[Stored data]
-----
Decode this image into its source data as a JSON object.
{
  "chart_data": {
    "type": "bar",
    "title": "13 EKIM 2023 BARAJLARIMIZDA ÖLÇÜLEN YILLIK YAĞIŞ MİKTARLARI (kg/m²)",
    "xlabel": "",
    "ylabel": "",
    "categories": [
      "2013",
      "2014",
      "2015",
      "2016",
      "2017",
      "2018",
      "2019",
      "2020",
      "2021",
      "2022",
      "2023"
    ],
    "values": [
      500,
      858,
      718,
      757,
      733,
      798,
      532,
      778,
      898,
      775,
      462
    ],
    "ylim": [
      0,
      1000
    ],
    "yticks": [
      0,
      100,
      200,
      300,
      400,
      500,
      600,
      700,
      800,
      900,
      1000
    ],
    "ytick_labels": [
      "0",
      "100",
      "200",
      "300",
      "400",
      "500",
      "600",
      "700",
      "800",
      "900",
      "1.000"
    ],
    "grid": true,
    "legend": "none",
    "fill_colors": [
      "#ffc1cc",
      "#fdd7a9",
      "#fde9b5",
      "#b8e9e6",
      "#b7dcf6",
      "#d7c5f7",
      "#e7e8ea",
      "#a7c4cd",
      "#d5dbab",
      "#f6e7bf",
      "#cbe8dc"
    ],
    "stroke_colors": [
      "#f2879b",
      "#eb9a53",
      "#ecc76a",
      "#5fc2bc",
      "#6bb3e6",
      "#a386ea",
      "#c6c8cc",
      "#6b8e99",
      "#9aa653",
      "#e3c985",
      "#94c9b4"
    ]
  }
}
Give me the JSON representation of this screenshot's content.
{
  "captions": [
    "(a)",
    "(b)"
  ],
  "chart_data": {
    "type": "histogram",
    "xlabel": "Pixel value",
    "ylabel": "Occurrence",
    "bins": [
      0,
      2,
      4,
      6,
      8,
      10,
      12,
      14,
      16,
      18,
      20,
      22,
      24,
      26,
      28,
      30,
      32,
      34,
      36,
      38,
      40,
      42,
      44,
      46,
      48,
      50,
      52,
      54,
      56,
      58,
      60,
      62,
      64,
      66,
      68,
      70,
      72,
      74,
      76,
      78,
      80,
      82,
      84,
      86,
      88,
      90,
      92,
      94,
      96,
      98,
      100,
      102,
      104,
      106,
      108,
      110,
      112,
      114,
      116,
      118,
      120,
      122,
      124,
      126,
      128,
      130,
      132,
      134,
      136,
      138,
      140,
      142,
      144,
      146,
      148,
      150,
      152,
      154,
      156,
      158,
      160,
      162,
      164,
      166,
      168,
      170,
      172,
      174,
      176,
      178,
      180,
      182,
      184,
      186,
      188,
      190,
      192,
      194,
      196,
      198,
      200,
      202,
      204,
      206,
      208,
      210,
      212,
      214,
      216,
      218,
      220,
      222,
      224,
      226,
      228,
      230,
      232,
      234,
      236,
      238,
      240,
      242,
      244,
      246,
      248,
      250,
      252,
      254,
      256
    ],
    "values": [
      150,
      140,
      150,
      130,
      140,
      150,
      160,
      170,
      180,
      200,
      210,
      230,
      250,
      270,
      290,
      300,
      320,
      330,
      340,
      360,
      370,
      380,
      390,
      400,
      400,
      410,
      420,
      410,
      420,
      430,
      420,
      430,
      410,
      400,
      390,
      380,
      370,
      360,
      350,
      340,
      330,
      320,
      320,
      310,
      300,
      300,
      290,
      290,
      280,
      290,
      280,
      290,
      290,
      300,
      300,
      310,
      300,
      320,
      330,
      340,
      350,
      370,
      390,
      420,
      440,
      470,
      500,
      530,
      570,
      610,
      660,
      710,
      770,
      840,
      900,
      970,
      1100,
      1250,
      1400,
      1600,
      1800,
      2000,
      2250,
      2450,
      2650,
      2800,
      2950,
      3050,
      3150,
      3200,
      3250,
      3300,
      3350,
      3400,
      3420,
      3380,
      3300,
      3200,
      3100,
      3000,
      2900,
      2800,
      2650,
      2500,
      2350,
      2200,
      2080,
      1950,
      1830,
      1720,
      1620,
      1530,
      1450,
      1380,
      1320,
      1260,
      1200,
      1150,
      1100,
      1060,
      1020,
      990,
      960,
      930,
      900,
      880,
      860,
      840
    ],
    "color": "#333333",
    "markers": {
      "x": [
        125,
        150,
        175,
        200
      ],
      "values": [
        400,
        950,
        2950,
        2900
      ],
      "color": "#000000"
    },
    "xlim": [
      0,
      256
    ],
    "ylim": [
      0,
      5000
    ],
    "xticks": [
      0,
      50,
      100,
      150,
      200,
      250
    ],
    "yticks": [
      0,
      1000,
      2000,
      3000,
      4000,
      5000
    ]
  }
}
-----
[The problem]:
Reproduce the entire listing word for word.

[Answer to the exercise]:
Decode this image into its source data as a JSON object.
{
  "chart_data": {
    "type": "bar",
    "title": "13 EKIM 2023 BARAJLARIMIZDA ÖLÇÜLEN YILLIK YAĞIŞ MİKTARLARI (kg/m²)",
    "xlabel": "",
    "ylabel": "",
    "categories": [
      "2013",
      "2014",
      "2015",
      "2016",
      "2017",
      "2018",
      "2019",
      "2020",
      "2021",
      "2022",
      "2023"
    ],
    "values": [
      500,
      858,
      718,
      757,
      733,
      798,
      532,
      778,
      898,
      775,
      462
    ],
    "ylim": [
      0,
      1000
    ],
    "yticks": [
      0,
      100,
      200,
      300,
      400,
      500,
      600,
      700,
      800,
      900,
      1000
    ],
    "ytick_labels": [
      "0",
      "100",
      "200",
      "300",
      "400",
      "500",
      "600",
      "700",
      "800",
      "900",
      "1.000"
    ],
    "grid": true,
    "legend": "none",
    "fill_colors": [
      "#ffc1cc",
      "#fdd7a9",
      "#fde9b5",
      "#b8e9e6",
      "#b7dcf6",
      "#d7c5f7",
      "#e7e8ea",
      "#a7c4cd",
      "#d5dbab",
      "#f6e7bf",
      "#cbe8dc"
    ],
    "stroke_colors": [
      "#f2879b",
      "#eb9a53",
      "#ecc76a",
      "#5fc2bc",
      "#6bb3e6",
      "#a386ea",
      "#c6c8cc",
      "#6b8e99",
      "#9aa653",
      "#e3c985",
      "#94c9b4"
    ]
  }
}
Give me the JSON representation of this screenshot's content.
{
  "captions": [
    "(a)",
    "(b)"
  ],
  "chart_data": {
    "type": "histogram",
    "xlabel": "Pixel value",
    "ylabel": "Occurrence",
    "bins": [
      0,
      2,
      4,
      6,
      8,
      10,
      12,
      14,
      16,
      18,
      20,
      22,
      24,
      26,
      28,
      30,
      32,
      34,
      36,
      38,
      40,
      42,
      44,
      46,
      48,
      50,
      52,
      54,
      56,
      58,
      60,
      62,
      64,
      66,
      68,
      70,
      72,
      74,
      76,
      78,
      80,
      82,
      84,
      86,
      88,
      90,
      92,
      94,
      96,
      98,
      100,
      102,
      104,
      106,
      108,
      110,
      112,
      114,
      116,
      118,
      120,
      122,
      124,
      126,
      128,
      130,
      132,
      134,
      136,
      138,
      140,
      142,
      144,
      146,
      148,
      150,
      152,
      154,
      156,
      158,
      160,
      162,
      164,
      166,
      168,
      170,
      172,
      174,
      176,
      178,
      180,
      182,
      184,
      186,
      188,
      190,
      192,
      194,
      196,
      198,
      200,
      202,
      204,
      206,
      208,
      210,
      212,
      214,
      216,
      218,
      220,
      222,
      224,
      226,
      228,
      230,
      232,
      234,
      236,
      238,
      240,
      242,
      244,
      246,
      248,
      250,
      252,
      254,
      256
    ],
    "values": [
      150,
      140,
      150,
      130,
      140,
      150,
      160,
      170,
      180,
      200,
      210,
      230,
      250,
      270,
      290,
      300,
      320,
      330,
      340,
      360,
      370,
      380,
      390,
      400,
      400,
      410,
      420,
      410,
      420,
      430,
      420,
      430,
      410,
      400,
      390,
      380,
      370,
      360,
      350,
      340,
      330,
      320,
      320,
      310,
      300,
      300,
      290,
      290,
      280,
      290,
      280,
      290,
      290,
      300,
      300,
      310,
      300,
      320,
      330,
      340,
      350,
      370,
      390,
      420,
      440,
      470,
      500,
      530,
      570,
      610,
      660,
      710,
      770,
      840,
      900,
      970,
      1100,
      1250,
      1400,
      1600,
      1800,
      2000,
      2250,
      2450,
      2650,
      2800,
      2950,
      3050,
      3150,
      3200,
      3250,
      3300,
      3350,
      3400,
      3420,
      3380,
      3300,
      3200,
      3100,
      3000,
      2900,
      2800,
      2650,
      2500,
      2350,
      2200,
      2080,
      1950,
      1830,
      1720,
      1620,
      1530,
      1450,
      1380,
      1320,
      1260,
      1200,
      1150,
      1100,
      1060,
      1020,
      990,
      960,
      930,
      900,
      880,
      860,
      840
    ],
    "color": "#333333",
    "markers": {
      "x": [
        125,
        150,
        175,
        200
      ],
      "values": [
        400,
        950,
        2950,
        2900
      ],
      "color": "#000000"
    },
    "xlim": [
      0,
      256
    ],
    "ylim": [
      0,
      5000
    ],
    "xticks": [
      0,
      50,
      100,
      150,
      200,
      250
    ],
    "yticks": [
      0,
      1000,
      2000,
      3000,
      4000,
      5000
    ]
  }
}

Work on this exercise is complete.